TEXT UNDER STUDY
========================

Adam D. Krauss reports on the latest development in this ongoing case:
The former Wentworth-Douglass Hospital employee who two doctors said unlawfully altered patients’ records has filed court papers denying the claim and charging she lost her livelihood over the doctors’ false claims.
Mary Lemieux, who worked at WDH for 14 years until being terminated in 2007, was responding to a suit by Drs. Cheryl Moore and Glenn Littell, who ran the hospital’s pathology lab until March. She claims the pathologists’ intentionally interfered with her “business relationship” with WDH, maligned her character and negligently and intentionally inflicted emotional distress by forcing her out of work at WDH and Exeter Hospital.
Read more on Fosters.com
Adam D. Krause continues to follow allegations of a breach that may not actually be a breach involving Wentworth-Douglass Hospital:
The Office of the Attorney General has determined there is “insufficient evidence” to investigate a Wentworth-Douglass Hospital transcriptionist who was alleged to have improperly accessed records of hundreds of patients.

========================

DATA PROVIDED
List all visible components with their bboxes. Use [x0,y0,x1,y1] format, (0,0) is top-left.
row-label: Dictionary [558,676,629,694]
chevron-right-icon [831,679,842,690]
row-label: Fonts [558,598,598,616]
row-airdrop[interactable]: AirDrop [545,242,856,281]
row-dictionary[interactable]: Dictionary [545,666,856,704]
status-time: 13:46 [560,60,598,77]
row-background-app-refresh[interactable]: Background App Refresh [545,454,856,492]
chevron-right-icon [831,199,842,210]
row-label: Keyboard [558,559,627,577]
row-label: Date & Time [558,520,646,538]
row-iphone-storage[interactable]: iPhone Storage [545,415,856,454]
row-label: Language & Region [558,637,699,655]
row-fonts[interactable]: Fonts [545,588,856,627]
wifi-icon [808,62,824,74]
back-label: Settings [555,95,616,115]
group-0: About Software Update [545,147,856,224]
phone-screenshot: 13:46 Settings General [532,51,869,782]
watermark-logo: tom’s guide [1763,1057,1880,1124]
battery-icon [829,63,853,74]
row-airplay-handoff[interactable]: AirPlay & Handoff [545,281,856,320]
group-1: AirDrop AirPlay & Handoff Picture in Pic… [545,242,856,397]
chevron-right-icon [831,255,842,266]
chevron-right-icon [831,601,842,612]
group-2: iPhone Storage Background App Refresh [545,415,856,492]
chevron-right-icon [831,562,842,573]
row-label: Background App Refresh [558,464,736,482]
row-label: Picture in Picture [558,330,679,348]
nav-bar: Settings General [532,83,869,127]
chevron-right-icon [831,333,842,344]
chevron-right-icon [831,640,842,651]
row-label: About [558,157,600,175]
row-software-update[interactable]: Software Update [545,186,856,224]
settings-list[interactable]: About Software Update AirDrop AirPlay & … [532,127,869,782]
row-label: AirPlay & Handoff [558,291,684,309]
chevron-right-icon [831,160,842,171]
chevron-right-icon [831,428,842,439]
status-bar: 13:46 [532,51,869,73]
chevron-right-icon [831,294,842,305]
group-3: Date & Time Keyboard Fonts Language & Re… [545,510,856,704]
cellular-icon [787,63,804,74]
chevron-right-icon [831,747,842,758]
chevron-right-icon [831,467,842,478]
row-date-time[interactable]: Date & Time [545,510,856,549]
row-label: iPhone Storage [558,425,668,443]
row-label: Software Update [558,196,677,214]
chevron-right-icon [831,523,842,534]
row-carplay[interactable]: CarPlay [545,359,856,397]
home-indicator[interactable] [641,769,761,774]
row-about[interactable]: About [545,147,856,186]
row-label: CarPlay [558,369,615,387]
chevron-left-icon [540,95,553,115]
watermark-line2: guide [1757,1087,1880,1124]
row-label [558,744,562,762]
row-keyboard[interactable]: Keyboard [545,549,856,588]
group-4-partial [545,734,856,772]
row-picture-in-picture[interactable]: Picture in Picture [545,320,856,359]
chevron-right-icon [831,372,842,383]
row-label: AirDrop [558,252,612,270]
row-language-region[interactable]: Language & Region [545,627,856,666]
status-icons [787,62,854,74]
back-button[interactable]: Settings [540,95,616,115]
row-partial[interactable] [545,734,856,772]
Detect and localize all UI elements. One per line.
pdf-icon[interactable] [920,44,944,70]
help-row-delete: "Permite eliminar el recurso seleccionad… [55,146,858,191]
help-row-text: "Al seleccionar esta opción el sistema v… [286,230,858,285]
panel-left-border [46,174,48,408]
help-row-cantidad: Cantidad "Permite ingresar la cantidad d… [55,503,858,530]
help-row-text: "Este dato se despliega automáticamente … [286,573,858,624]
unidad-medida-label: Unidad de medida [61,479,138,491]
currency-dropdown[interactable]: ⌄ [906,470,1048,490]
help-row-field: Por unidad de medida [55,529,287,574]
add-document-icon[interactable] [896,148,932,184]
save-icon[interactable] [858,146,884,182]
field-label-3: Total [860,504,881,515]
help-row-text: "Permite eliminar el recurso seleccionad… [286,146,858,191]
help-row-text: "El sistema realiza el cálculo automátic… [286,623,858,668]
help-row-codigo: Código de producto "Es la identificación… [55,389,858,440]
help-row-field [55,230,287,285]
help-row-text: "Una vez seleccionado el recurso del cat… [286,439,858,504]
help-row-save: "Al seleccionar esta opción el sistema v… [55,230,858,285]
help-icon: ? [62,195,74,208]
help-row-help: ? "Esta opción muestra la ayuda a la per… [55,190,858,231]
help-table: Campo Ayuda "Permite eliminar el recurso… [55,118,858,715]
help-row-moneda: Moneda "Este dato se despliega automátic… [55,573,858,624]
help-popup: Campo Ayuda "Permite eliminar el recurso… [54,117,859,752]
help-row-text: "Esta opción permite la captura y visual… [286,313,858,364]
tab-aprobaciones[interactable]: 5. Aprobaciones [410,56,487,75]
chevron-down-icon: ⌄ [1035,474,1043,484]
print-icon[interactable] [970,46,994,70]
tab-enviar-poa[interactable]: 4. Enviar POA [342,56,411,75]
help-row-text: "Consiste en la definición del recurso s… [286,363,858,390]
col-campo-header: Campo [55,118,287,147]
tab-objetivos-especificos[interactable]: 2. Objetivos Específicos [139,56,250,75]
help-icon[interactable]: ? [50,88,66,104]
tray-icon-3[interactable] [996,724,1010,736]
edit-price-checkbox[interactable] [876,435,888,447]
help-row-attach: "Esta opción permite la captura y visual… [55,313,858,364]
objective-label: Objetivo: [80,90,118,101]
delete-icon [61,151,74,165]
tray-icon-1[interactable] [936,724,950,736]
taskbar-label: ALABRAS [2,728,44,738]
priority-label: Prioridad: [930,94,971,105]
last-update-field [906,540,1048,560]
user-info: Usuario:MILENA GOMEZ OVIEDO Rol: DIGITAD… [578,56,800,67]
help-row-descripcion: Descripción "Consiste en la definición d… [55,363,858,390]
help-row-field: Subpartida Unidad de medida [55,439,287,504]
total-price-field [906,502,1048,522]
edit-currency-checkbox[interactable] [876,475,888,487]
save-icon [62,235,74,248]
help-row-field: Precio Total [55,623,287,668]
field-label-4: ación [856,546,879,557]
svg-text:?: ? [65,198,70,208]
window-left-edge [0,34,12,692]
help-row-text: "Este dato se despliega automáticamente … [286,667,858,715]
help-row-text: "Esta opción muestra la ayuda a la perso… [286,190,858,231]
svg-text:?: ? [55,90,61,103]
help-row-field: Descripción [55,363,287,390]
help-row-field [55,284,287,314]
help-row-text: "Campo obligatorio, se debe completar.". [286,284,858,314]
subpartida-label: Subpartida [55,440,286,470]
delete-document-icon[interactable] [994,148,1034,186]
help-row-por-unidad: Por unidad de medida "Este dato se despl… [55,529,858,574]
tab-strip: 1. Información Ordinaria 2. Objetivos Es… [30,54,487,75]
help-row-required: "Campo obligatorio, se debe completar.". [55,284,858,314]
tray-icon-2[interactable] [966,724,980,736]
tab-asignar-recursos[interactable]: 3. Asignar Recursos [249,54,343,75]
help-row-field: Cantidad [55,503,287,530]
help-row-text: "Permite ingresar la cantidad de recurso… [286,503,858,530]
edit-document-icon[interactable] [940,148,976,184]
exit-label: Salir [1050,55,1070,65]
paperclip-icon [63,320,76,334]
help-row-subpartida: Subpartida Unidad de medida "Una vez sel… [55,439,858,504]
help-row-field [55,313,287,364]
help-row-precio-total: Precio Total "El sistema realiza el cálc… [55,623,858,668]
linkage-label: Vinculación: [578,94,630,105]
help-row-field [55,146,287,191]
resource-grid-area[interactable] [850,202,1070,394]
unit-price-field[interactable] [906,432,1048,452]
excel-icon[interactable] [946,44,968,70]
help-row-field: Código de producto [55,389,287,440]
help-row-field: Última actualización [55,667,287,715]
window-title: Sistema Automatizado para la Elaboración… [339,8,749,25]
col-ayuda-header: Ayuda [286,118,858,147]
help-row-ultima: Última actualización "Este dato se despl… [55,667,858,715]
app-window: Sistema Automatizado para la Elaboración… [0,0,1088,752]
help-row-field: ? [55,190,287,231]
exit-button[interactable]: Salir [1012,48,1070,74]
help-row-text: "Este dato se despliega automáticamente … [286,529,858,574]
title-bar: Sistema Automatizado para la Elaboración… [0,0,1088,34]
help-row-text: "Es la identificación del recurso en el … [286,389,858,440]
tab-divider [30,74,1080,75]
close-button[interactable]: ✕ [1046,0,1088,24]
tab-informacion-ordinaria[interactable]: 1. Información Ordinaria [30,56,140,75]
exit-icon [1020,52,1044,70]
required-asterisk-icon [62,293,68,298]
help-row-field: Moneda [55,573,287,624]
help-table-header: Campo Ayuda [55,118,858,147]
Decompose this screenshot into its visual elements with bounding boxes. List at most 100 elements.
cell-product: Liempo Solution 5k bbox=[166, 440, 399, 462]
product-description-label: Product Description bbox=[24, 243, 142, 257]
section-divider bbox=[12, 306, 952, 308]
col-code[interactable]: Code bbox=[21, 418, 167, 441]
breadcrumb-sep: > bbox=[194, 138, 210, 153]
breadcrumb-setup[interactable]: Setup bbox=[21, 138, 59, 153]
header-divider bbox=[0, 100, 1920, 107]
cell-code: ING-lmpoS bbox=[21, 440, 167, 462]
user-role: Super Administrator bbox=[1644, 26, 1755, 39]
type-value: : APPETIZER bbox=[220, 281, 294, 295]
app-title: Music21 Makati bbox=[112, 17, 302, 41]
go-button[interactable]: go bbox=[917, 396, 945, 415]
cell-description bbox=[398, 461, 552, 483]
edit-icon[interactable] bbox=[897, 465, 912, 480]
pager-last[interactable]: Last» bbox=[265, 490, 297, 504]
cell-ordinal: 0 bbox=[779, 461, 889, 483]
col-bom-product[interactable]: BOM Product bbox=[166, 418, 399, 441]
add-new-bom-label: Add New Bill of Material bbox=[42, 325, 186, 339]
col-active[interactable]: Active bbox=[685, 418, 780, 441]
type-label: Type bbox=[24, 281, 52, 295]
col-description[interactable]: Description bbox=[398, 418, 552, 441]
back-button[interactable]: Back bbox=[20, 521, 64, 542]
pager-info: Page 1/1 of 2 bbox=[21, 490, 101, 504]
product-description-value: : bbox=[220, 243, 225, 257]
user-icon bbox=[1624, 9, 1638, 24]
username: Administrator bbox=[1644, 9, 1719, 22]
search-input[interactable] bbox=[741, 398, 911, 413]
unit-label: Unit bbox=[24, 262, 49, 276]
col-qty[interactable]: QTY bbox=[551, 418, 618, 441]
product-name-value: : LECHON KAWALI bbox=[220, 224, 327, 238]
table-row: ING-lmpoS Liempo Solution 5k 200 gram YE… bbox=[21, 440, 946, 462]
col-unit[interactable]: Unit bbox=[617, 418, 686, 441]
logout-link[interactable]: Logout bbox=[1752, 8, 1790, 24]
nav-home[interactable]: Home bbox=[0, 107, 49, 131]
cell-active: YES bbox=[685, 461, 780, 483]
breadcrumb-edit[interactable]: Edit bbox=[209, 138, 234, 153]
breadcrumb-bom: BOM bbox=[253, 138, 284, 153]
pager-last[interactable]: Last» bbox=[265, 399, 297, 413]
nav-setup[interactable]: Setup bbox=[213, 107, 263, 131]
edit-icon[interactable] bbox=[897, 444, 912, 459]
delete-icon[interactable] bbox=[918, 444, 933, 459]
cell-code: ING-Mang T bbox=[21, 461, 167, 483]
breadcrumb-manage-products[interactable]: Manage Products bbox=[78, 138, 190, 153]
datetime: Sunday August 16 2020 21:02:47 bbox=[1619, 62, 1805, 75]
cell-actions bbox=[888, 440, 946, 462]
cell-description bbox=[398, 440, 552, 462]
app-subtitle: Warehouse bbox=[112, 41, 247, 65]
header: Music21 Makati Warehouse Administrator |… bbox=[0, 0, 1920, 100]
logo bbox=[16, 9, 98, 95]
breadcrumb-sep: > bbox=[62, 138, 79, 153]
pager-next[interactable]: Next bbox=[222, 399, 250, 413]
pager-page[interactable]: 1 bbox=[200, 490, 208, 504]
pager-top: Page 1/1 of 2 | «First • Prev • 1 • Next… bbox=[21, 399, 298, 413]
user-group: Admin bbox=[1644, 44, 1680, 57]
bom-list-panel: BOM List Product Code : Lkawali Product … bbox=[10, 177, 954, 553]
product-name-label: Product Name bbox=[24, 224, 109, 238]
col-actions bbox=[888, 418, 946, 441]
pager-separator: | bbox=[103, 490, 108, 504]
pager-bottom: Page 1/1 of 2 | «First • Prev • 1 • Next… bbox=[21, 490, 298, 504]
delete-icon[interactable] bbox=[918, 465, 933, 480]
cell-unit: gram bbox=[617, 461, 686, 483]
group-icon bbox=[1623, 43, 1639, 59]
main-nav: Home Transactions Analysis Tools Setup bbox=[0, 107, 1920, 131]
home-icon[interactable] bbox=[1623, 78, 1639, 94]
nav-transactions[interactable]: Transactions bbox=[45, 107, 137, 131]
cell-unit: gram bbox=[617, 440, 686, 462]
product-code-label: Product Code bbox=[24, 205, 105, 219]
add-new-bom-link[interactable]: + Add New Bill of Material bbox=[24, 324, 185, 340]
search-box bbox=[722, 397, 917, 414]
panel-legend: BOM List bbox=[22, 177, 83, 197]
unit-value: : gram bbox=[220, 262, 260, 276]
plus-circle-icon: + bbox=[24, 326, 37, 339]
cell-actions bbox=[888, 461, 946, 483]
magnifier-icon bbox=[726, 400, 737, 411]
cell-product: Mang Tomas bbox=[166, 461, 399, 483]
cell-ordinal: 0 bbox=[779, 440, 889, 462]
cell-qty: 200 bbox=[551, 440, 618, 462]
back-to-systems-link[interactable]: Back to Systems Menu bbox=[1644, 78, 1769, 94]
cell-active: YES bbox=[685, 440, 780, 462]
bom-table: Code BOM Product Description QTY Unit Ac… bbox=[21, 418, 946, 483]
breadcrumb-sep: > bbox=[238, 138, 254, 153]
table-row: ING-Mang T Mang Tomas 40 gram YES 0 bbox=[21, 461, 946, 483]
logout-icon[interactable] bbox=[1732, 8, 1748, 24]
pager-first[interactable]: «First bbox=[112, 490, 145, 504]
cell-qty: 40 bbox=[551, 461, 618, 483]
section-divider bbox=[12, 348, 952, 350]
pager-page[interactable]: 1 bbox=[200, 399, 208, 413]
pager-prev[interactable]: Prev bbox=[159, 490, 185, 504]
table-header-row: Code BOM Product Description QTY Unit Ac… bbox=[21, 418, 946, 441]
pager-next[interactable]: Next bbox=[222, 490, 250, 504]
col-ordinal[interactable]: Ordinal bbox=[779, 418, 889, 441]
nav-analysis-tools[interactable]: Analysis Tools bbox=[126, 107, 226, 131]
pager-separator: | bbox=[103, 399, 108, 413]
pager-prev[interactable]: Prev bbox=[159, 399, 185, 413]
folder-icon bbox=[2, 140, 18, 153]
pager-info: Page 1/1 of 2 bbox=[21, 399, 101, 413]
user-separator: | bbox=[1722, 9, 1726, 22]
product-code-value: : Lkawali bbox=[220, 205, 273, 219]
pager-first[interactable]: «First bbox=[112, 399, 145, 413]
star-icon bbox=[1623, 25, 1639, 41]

========================

ACTIVITIES
(1) Using the text about the Wentworth-Douglass Hospital case, decide whether each statement agrees with it, answering yes or no and quoting the deciding words: (a) Mary Lemieux worked at the hospital for 14 years. (b) Drs. Cheryl Moore and Glenn Littell still run the hospital's pathology lab. (c) The Office of the Attorney General decided to investigate the transcriptionist.
(2) From the text about the Wentworth-Douglass Hospital case, extract the passage starting at "Mary Lemieux, who" and ending at "and Exeter Hospital.".

ANSWERS PER TASK
(1)
(a) Yes: "worked at WDH for 14 years until being terminated in 2007"
(b) No: "who ran the hospital’s pathology lab until March"
(c) No: "has determined there is “insufficient evidence” to investigate"

(2)
Mary Lemieux, who worked at WDH for 14 years until being terminated in 2007, was responding to a suit by Drs. Cheryl Moore and Glenn Littell, who ran the hospital’s pathology lab until March. She claims the pathologists’ intentionally interfered with her “business relationship” with WDH, maligned her character and negligently and intentionally inflicted emotional distress by forcing her out of work at WDH and Exeter Hospital.